EXERCISE BRIEF: All lines in which the word "this" occurs are to be extracted.

[BEGIN EXTRACTED INFORMATION]

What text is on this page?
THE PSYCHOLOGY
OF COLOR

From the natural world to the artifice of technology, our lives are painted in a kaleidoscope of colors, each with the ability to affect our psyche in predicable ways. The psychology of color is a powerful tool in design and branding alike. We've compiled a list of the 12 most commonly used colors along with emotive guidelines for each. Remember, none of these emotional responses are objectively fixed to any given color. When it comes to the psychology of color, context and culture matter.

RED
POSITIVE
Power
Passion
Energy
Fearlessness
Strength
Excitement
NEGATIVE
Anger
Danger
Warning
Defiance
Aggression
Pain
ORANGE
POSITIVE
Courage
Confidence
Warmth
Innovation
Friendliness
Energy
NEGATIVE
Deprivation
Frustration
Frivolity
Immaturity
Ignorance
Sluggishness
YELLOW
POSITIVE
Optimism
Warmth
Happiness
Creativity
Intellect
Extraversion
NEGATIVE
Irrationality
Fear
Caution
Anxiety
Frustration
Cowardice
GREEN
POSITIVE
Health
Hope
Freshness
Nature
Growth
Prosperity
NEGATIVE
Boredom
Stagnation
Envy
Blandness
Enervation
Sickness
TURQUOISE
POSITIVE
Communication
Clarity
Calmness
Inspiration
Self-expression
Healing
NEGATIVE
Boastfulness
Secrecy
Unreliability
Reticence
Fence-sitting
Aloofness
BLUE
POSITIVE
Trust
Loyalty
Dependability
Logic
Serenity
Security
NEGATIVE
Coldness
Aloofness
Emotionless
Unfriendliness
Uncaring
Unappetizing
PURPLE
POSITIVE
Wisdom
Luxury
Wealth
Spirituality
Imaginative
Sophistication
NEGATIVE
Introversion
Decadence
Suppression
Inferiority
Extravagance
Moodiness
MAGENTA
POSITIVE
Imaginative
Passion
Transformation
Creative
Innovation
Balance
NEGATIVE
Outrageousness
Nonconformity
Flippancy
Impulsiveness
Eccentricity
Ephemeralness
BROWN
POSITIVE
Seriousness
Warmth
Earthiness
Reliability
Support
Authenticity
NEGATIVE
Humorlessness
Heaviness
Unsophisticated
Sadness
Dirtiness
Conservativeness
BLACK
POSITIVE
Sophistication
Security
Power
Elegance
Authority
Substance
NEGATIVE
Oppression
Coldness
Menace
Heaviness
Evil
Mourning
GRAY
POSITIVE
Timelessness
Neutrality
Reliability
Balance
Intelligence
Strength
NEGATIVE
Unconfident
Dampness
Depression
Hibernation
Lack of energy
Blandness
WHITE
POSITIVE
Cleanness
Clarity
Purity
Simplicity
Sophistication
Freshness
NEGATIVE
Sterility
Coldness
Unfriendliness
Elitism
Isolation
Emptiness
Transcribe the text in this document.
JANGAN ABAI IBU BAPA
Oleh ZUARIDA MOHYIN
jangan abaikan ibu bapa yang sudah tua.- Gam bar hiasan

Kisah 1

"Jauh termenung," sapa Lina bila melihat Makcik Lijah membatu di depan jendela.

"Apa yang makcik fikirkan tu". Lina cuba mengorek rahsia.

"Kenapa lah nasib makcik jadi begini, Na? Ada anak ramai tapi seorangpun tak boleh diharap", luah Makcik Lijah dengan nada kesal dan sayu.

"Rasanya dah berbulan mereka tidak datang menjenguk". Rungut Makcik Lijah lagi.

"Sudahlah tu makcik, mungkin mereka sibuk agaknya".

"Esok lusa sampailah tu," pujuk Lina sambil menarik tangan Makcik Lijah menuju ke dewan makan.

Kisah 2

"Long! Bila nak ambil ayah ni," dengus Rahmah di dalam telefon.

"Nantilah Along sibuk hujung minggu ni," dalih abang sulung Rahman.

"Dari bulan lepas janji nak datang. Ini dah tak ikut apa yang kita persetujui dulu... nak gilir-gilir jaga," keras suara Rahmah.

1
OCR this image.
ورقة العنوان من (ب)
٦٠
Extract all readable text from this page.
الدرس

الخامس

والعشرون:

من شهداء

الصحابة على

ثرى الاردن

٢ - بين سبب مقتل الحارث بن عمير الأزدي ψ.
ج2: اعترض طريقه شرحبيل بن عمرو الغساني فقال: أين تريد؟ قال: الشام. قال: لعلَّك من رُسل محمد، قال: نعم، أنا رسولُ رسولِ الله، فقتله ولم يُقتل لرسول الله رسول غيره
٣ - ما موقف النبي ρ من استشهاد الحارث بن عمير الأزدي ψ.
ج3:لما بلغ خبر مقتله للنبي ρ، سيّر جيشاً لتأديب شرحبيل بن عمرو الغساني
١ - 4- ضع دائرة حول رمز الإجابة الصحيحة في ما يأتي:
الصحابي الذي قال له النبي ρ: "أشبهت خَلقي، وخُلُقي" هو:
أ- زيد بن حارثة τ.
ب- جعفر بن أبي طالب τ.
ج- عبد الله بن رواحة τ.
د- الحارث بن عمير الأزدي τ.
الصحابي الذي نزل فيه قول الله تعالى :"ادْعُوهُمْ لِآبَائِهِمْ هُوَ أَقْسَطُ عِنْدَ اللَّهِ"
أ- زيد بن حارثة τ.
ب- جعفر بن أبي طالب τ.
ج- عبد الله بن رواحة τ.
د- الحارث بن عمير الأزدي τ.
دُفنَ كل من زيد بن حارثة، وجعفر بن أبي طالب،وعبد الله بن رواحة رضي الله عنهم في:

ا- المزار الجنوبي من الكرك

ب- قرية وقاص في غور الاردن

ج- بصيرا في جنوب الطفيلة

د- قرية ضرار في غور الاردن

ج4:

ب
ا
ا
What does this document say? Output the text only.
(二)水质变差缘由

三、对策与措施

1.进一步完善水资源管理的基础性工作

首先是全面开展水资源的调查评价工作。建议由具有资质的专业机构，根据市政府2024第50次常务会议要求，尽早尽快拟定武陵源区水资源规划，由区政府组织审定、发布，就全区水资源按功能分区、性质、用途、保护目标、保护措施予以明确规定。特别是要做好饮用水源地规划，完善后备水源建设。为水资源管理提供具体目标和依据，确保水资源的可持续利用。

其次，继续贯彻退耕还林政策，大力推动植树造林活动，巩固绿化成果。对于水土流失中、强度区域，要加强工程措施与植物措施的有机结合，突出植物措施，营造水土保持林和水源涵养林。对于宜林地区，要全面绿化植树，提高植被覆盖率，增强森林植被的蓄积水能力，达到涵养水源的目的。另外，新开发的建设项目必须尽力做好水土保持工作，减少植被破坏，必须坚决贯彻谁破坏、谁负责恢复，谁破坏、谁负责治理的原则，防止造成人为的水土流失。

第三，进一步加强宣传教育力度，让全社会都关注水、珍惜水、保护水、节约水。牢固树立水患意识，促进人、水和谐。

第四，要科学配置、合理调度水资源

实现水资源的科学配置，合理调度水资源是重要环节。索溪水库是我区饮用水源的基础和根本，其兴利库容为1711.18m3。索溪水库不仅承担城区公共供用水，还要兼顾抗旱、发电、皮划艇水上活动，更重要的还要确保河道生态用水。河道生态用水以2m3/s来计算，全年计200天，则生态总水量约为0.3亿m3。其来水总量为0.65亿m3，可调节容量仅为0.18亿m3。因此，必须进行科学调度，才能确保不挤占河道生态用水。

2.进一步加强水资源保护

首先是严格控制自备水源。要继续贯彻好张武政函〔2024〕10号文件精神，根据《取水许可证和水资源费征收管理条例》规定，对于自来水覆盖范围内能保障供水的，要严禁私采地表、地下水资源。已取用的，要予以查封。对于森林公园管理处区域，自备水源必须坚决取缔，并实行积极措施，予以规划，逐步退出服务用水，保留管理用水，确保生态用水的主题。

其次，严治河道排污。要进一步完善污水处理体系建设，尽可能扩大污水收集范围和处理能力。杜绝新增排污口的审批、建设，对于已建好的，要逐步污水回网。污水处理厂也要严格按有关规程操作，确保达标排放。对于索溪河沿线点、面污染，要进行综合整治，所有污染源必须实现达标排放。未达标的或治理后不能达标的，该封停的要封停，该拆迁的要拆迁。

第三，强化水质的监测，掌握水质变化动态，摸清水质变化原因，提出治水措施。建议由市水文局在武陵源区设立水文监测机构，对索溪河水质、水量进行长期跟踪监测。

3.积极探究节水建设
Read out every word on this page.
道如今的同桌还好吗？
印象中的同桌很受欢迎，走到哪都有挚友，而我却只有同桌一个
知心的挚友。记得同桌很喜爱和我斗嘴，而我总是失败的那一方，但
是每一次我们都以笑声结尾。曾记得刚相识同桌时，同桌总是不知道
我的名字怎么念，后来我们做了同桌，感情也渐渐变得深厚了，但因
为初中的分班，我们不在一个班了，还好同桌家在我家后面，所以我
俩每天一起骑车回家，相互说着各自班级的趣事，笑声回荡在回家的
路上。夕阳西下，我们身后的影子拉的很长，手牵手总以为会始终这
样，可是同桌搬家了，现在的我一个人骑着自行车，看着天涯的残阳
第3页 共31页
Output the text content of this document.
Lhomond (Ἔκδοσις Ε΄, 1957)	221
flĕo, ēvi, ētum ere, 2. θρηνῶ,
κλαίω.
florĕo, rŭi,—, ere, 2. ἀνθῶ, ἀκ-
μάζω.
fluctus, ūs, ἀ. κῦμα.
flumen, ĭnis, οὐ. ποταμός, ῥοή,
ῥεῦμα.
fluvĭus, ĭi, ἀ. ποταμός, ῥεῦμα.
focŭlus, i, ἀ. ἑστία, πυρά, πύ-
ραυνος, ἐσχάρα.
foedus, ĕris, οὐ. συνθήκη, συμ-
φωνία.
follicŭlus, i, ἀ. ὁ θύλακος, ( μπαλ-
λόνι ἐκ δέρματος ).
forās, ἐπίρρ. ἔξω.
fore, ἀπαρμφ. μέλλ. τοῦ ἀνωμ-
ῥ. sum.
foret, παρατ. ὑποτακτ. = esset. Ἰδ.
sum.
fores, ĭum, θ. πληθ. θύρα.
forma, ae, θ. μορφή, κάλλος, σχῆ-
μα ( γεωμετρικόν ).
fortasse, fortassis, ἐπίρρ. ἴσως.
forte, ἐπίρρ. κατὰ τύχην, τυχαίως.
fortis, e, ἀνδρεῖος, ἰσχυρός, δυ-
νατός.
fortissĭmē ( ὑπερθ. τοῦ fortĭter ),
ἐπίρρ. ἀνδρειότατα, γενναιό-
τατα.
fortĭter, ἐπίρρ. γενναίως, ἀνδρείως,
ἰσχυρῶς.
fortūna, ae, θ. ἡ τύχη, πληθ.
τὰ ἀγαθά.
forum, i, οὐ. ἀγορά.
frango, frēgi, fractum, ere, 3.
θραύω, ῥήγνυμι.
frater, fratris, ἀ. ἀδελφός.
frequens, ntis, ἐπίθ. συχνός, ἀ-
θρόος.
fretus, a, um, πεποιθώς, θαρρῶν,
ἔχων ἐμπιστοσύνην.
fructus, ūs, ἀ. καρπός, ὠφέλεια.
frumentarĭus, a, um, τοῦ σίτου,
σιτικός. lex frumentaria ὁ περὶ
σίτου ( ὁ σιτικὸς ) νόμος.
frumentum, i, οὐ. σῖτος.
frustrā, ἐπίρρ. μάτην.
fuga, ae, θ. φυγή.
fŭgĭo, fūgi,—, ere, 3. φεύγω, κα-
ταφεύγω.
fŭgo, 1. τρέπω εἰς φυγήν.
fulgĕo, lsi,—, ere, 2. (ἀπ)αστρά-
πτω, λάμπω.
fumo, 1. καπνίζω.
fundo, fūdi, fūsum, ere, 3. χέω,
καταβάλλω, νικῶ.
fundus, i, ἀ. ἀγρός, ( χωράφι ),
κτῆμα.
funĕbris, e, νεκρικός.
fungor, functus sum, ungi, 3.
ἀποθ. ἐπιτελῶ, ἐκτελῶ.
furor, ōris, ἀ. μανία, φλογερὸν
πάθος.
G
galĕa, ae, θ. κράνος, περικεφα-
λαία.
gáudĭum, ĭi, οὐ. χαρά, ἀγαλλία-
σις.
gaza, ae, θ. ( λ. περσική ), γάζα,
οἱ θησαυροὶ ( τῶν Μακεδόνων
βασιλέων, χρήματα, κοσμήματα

[END EXTRACTED INFORMATION]

OUTPUT OF THE EXERCISE:
What text is on this page?
Transcribe the text in this document.
OCR this image.
Extract all readable text from this page.
What does this document say? Output the text only.
Read out every word on this page.
Output the text content of this document.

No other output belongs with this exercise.